[Data entries]
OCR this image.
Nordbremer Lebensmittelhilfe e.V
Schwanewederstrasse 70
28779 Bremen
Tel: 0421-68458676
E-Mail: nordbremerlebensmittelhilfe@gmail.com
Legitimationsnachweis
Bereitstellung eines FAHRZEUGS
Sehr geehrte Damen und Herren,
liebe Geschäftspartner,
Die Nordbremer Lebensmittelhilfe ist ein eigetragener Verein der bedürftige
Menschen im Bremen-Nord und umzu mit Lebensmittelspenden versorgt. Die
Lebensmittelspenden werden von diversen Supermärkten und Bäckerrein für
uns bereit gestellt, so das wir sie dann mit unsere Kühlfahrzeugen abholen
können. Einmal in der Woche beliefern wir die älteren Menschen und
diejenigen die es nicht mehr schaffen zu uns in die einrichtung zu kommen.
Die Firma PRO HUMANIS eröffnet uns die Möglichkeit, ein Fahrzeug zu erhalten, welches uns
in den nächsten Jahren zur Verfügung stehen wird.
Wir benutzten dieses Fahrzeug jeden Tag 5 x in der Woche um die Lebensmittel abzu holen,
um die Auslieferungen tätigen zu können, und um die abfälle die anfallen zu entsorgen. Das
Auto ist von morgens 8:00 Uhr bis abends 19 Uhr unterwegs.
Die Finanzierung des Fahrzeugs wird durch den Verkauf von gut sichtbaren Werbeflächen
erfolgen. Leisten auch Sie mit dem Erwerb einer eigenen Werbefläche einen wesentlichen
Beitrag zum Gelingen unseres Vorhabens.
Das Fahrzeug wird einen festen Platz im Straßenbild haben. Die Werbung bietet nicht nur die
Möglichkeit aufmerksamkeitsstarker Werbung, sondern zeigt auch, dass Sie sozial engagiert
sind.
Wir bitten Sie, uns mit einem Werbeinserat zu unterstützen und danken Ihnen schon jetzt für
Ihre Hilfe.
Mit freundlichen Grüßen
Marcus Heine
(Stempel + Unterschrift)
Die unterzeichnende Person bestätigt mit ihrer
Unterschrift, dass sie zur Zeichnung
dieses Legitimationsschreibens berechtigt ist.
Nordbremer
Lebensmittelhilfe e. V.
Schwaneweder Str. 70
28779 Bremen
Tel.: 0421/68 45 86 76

Directive: Extract all of the data above and output it character for character.

Written reply:
OCR this image.
Nordbremer Lebensmittelhilfe e.V
Schwanewederstrasse 70
28779 Bremen
Tel: 0421-68458676
E-Mail: nordbremerlebensmittelhilfe@gmail.com
Legitimationsnachweis
Bereitstellung eines FAHRZEUGS
Sehr geehrte Damen und Herren,
liebe Geschäftspartner,
Die Nordbremer Lebensmittelhilfe ist ein eigetragener Verein der bedürftige
Menschen im Bremen-Nord und umzu mit Lebensmittelspenden versorgt. Die
Lebensmittelspenden werden von diversen Supermärkten und Bäckerrein für
uns bereit gestellt, so das wir sie dann mit unsere Kühlfahrzeugen abholen
können. Einmal in der Woche beliefern wir die älteren Menschen und
diejenigen die es nicht mehr schaffen zu uns in die einrichtung zu kommen.
Die Firma PRO HUMANIS eröffnet uns die Möglichkeit, ein Fahrzeug zu erhalten, welches uns
in den nächsten Jahren zur Verfügung stehen wird.
Wir benutzten dieses Fahrzeug jeden Tag 5 x in der Woche um die Lebensmittel abzu holen,
um die Auslieferungen tätigen zu können, und um die abfälle die anfallen zu entsorgen. Das
Auto ist von morgens 8:00 Uhr bis abends 19 Uhr unterwegs.
Die Finanzierung des Fahrzeugs wird durch den Verkauf von gut sichtbaren Werbeflächen
erfolgen. Leisten auch Sie mit dem Erwerb einer eigenen Werbefläche einen wesentlichen
Beitrag zum Gelingen unseres Vorhabens.
Das Fahrzeug wird einen festen Platz im Straßenbild haben. Die Werbung bietet nicht nur die
Möglichkeit aufmerksamkeitsstarker Werbung, sondern zeigt auch, dass Sie sozial engagiert
sind.
Wir bitten Sie, uns mit einem Werbeinserat zu unterstützen und danken Ihnen schon jetzt für
Ihre Hilfe.
Mit freundlichen Grüßen
Marcus Heine
(Stempel + Unterschrift)
Die unterzeichnende Person bestätigt mit ihrer
Unterschrift, dass sie zur Zeichnung
dieses Legitimationsschreibens berechtigt ist.
Nordbremer
Lebensmittelhilfe e. V.
Schwaneweder Str. 70
28779 Bremen
Tel.: 0421/68 45 86 76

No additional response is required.